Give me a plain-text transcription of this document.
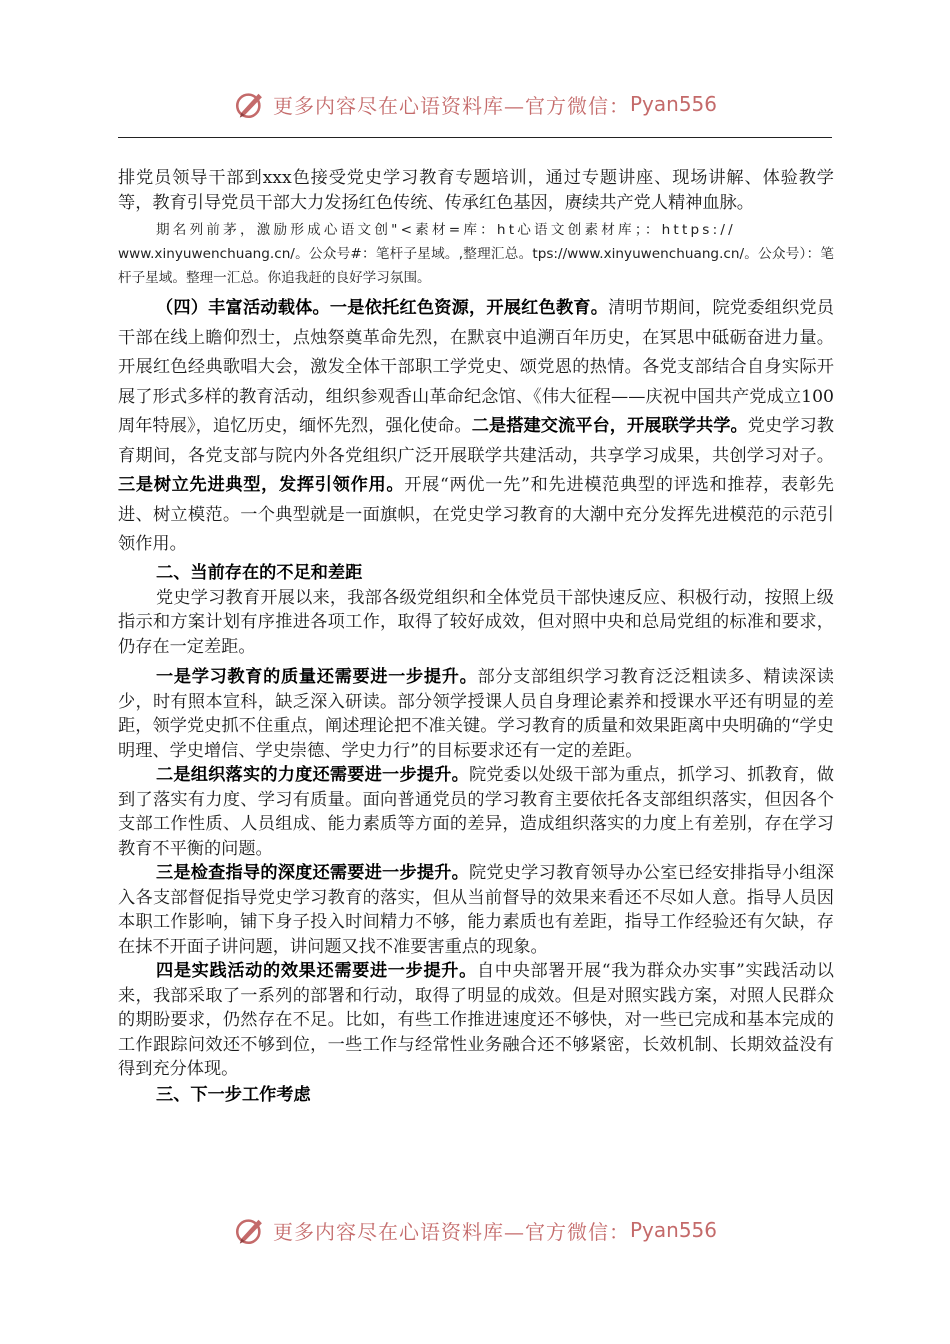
更多内容尽在心语资料库—官方微信： Pyan556

排党员领导干部到xxx色接受党史学习教育专题培训，通过专题讲座、现场讲解、体验教学等，教育引导党员干部大力发扬红色传统、传承红色基因，赓续共产党人精神血脉。

期名列前茅，激励形成心语文创"<素材=库：ht心语文创素材库；：https://
www.xinyuwenchuang.cn/。公众号#：笔杆子星域。,整理汇总。tps://www.xinyuwenchuang.cn/。公众号）：笔杆子星域。整理一汇总。你追我赶的良好学习氛围。

（四）丰富活动载体。一是依托红色资源，开展红色教育。清明节期间，院党委组织党员干部在线上瞻仰烈士，点烛祭奠革命先烈，在默哀中追溯百年历史，在冥思中砥砺奋进力量。开展红色经典歌唱大会，激发全体干部职工学党史、颂党恩的热情。各党支部结合自身实际开展了形式多样的教育活动，组织参观香山革命纪念馆、《伟大征程——庆祝中国共产党成立100周年特展》，追忆历史，缅怀先烈，强化使命。二是搭建交流平台，开展联学共学。党史学习教育期间，各党支部与院内外各党组织广泛开展联学共建活动，共享学习成果，共创学习对子。三是树立先进典型，发挥引领作用。开展“两优一先”和先进模范典型的评选和推荐，表彰先进、树立模范。一个典型就是一面旗帜，在党史学习教育的大潮中充分发挥先进模范的示范引领作用。

二、当前存在的不足和差距

党史学习教育开展以来，我部各级党组织和全体党员干部快速反应、积极行动，按照上级指示和方案计划有序推进各项工作，取得了较好成效，但对照中央和总局党组的标准和要求，仍存在一定差距。

一是学习教育的质量还需要进一步提升。部分支部组织学习教育泛泛粗读多、精读深读少，时有照本宣科，缺乏深入研读。部分领学授课人员自身理论素养和授课水平还有明显的差距，领学党史抓不住重点，阐述理论把不准关键。学习教育的质量和效果距离中央明确的“学史明理、学史增信、学史崇德、学史力行”的目标要求还有一定的差距。

二是组织落实的力度还需要进一步提升。院党委以处级干部为重点，抓学习、抓教育，做到了落实有力度、学习有质量。面向普通党员的学习教育主要依托各支部组织落实，但因各个支部工作性质、人员组成、能力素质等方面的差异，造成组织落实的力度上有差别，存在学习教育不平衡的问题。

三是检查指导的深度还需要进一步提升。院党史学习教育领导办公室已经安排指导小组深入各支部督促指导党史学习教育的落实，但从当前督导的效果来看还不尽如人意。指导人员因本职工作影响，铺下身子投入时间精力不够，能力素质也有差距，指导工作经验还有欠缺，存在抹不开面子讲问题，讲问题又找不准要害重点的现象。

四是实践活动的效果还需要进一步提升。自中央部署开展“我为群众办实事”实践活动以来，我部采取了一系列的部署和行动，取得了明显的成效。但是对照实践方案，对照人民群众的期盼要求，仍然存在不足。比如，有些工作推进速度还不够快，对一些已完成和基本完成的工作跟踪问效还不够到位，一些工作与经常性业务融合还不够紧密，长效机制、长期效益没有得到充分体现。

三、下一步工作考虑

更多内容尽在心语资料库—官方微信： Pyan556
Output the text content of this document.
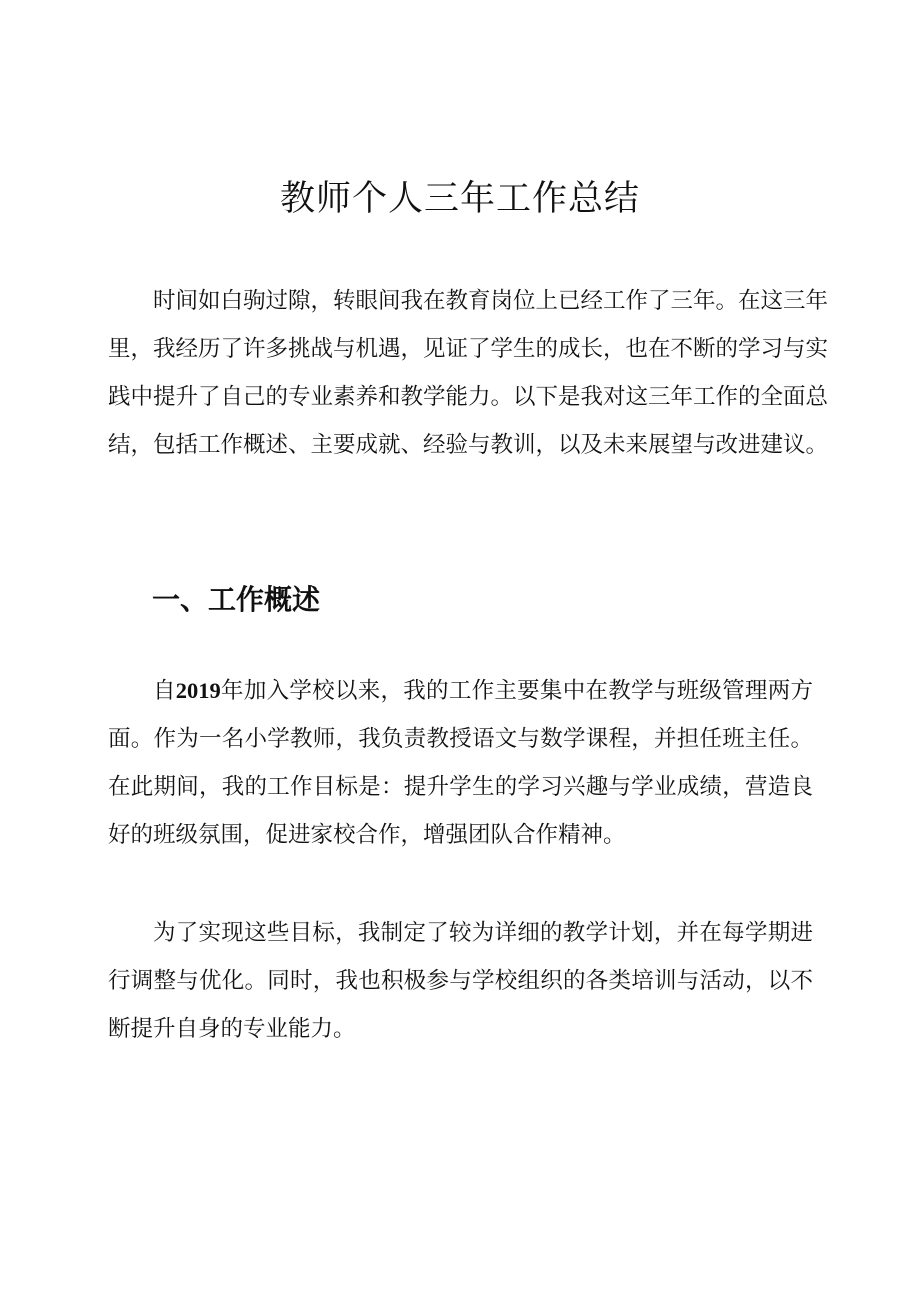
教师个人三年工作总结

时间如白驹过隙，转眼间我在教育岗位上已经工作了三年。在这三年里，我经历了许多挑战与机遇，见证了学生的成长，也在不断的学习与实践中提升了自己的专业素养和教学能力。以下是我对这三年工作的全面总结，包括工作概述、主要成就、经验与教训，以及未来展望与改进建议。

一、工作概述

自2019年加入学校以来，我的工作主要集中在教学与班级管理两方面。作为一名小学教师，我负责教授语文与数学课程，并担任班主任。在此期间，我的工作目标是：提升学生的学习兴趣与学业成绩，营造良好的班级氛围，促进家校合作，增强团队合作精神。

为了实现这些目标，我制定了较为详细的教学计划，并在每学期进行调整与优化。同时，我也积极参与学校组织的各类培训与活动，以不断提升自身的专业能力。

- [Directions] Copy out all lines from the material above that contain the string "this".

- [Finished exercise]
Give me a plain-text transcription of this document.
Output the text content of this document.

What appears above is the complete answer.